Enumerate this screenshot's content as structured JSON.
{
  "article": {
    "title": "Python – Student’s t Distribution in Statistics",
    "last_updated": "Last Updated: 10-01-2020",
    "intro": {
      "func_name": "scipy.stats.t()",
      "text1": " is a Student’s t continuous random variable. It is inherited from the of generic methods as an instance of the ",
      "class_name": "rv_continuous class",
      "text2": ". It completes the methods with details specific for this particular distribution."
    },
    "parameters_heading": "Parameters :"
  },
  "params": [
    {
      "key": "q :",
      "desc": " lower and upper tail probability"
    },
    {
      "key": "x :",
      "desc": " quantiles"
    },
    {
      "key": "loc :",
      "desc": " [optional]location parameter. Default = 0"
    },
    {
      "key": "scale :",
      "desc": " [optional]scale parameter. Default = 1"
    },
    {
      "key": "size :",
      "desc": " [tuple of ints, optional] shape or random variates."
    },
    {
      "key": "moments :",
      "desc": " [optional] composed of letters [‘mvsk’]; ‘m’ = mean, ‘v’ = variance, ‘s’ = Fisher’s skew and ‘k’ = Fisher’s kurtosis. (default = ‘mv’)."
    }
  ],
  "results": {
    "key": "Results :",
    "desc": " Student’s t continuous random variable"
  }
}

· · · · ·

_Problem requirements_
Write out all the records above again, exactly as they stand.

_Written answer_
Enumerate this screenshot's content as structured JSON.
{
  "article": {
    "title": "Python – Student’s t Distribution in Statistics",
    "last_updated": "Last Updated: 10-01-2020",
    "intro": {
      "func_name": "scipy.stats.t()",
      "text1": " is a Student’s t continuous random variable. It is inherited from the of generic methods as an instance of the ",
      "class_name": "rv_continuous class",
      "text2": ". It completes the methods with details specific for this particular distribution."
    },
    "parameters_heading": "Parameters :"
  },
  "params": [
    {
      "key": "q :",
      "desc": " lower and upper tail probability"
    },
    {
      "key": "x :",
      "desc": " quantiles"
    },
    {
      "key": "loc :",
      "desc": " [optional]location parameter. Default = 0"
    },
    {
      "key": "scale :",
      "desc": " [optional]scale parameter. Default = 1"
    },
    {
      "key": "size :",
      "desc": " [tuple of ints, optional] shape or random variates."
    },
    {
      "key": "moments :",
      "desc": " [optional] composed of letters [‘mvsk’]; ‘m’ = mean, ‘v’ = variance, ‘s’ = Fisher’s skew and ‘k’ = Fisher’s kurtosis. (default = ‘mv’)."
    }
  ],
  "results": {
    "key": "Results :",
    "desc": " Student’s t continuous random variable"
  }
}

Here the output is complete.